* DO THIS *
Find how many lines hold the word "JSON" and give that number only.

Stored data entries
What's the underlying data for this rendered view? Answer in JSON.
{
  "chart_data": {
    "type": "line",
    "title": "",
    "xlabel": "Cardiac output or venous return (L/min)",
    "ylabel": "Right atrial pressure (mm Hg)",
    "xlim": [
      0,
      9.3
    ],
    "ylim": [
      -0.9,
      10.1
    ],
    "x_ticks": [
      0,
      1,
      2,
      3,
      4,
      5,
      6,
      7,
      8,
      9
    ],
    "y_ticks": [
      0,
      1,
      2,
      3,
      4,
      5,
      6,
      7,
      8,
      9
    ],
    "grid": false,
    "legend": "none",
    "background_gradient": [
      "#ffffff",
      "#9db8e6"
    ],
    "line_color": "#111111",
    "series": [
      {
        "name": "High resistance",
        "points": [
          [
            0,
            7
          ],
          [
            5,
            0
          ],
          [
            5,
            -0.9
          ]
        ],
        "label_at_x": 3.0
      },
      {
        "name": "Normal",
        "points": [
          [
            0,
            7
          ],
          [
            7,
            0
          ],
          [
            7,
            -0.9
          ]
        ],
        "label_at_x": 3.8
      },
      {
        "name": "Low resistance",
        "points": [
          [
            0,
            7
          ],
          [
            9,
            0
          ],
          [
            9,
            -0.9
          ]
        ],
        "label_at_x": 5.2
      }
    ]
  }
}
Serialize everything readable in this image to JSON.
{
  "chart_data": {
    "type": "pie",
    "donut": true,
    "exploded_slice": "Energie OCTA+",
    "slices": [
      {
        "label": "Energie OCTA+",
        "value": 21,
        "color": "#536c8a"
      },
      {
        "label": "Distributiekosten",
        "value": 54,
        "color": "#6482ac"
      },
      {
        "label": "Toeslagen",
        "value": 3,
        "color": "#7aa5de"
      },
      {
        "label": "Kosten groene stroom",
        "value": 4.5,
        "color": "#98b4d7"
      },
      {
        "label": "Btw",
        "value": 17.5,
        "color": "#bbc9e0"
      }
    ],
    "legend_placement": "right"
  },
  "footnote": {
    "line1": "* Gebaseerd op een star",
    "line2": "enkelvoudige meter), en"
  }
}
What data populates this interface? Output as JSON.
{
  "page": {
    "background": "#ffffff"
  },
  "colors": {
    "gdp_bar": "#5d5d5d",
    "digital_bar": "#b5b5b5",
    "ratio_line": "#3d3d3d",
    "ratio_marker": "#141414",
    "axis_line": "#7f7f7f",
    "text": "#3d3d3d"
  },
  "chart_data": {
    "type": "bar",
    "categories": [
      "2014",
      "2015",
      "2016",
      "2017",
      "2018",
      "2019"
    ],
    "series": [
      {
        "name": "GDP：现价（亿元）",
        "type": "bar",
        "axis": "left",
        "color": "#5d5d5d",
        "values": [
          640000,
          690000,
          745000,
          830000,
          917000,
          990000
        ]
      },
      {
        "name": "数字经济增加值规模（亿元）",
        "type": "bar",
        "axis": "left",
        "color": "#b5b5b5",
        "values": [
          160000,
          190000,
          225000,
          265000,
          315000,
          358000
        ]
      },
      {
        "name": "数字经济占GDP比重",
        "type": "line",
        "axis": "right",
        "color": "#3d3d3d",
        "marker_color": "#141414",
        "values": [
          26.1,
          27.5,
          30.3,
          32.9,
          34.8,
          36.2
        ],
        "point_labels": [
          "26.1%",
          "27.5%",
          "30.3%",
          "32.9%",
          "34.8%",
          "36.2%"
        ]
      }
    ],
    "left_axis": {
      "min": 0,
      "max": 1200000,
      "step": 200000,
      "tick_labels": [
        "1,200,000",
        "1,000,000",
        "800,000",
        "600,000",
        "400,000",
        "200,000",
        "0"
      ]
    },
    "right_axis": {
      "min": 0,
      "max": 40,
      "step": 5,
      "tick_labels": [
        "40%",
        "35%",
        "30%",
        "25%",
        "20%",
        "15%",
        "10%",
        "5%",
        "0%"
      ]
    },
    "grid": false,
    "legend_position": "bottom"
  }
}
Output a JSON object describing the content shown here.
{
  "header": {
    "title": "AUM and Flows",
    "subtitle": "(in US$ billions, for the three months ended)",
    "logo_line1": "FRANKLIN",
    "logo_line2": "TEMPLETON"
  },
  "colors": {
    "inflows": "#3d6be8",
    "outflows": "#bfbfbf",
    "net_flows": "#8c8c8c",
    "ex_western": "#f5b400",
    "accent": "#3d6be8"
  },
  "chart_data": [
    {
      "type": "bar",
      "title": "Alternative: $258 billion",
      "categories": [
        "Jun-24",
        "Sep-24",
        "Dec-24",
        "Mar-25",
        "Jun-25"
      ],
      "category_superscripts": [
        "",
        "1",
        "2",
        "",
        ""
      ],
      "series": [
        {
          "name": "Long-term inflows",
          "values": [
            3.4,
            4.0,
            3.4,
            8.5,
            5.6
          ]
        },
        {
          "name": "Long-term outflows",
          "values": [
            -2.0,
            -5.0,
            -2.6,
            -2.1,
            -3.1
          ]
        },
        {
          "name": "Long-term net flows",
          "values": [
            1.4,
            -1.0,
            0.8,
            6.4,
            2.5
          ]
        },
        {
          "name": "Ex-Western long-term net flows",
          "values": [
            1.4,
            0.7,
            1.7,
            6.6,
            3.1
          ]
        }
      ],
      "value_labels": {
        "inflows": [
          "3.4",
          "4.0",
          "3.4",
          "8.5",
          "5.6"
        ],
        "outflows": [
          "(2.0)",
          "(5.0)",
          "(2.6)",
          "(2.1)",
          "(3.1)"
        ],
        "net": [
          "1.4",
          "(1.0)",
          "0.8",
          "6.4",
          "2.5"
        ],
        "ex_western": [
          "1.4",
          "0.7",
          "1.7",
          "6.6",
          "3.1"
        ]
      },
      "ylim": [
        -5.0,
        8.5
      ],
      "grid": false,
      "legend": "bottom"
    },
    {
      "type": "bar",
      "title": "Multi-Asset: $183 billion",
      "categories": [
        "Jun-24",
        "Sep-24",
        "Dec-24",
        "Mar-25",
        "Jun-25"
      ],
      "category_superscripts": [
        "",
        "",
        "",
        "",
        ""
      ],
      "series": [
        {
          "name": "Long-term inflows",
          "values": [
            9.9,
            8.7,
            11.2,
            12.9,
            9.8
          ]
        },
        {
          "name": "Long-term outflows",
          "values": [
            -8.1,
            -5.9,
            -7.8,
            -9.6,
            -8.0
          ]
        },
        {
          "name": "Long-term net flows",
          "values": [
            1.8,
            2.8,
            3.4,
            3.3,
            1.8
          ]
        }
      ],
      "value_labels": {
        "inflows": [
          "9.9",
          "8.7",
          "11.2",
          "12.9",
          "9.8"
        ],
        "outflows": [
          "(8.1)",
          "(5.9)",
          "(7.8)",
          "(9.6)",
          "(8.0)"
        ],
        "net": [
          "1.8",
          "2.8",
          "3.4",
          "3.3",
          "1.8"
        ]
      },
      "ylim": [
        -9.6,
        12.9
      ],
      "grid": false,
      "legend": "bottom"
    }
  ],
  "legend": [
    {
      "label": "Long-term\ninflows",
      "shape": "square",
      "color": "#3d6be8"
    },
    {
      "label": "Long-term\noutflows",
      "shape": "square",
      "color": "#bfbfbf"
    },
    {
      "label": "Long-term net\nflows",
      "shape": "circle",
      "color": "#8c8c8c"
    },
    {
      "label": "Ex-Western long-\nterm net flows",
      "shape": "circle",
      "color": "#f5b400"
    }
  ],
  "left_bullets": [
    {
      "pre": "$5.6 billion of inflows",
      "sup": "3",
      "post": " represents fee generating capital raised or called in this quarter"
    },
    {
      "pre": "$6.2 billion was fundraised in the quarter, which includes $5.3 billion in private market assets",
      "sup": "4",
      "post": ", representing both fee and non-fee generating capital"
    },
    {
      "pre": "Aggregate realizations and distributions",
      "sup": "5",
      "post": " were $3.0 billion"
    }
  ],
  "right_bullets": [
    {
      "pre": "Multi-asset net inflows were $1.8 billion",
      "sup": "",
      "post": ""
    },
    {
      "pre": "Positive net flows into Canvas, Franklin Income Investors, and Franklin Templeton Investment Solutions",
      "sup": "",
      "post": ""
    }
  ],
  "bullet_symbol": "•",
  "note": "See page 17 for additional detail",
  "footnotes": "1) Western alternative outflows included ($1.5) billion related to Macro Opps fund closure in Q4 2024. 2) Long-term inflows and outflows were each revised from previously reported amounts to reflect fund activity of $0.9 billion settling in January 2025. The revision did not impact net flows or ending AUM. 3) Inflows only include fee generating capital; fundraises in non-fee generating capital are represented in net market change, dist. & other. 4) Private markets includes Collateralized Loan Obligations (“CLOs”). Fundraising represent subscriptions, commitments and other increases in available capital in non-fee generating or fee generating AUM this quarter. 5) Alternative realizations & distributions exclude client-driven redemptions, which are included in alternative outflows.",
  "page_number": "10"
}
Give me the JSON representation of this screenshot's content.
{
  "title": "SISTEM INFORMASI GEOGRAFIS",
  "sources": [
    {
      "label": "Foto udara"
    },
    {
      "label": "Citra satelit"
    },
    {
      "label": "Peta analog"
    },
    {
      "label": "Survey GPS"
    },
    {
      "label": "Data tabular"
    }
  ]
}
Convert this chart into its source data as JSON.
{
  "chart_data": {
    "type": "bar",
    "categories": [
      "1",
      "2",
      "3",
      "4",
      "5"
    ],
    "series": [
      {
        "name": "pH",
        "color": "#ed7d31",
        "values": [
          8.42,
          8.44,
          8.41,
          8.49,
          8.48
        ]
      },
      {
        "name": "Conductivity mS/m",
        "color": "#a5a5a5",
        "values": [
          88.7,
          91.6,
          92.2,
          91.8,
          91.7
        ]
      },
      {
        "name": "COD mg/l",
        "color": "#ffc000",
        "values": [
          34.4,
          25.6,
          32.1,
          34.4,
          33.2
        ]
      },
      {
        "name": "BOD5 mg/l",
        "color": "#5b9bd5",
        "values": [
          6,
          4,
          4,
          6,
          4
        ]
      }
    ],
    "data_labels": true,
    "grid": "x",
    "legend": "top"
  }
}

* EXERCISE SOLUTION *
6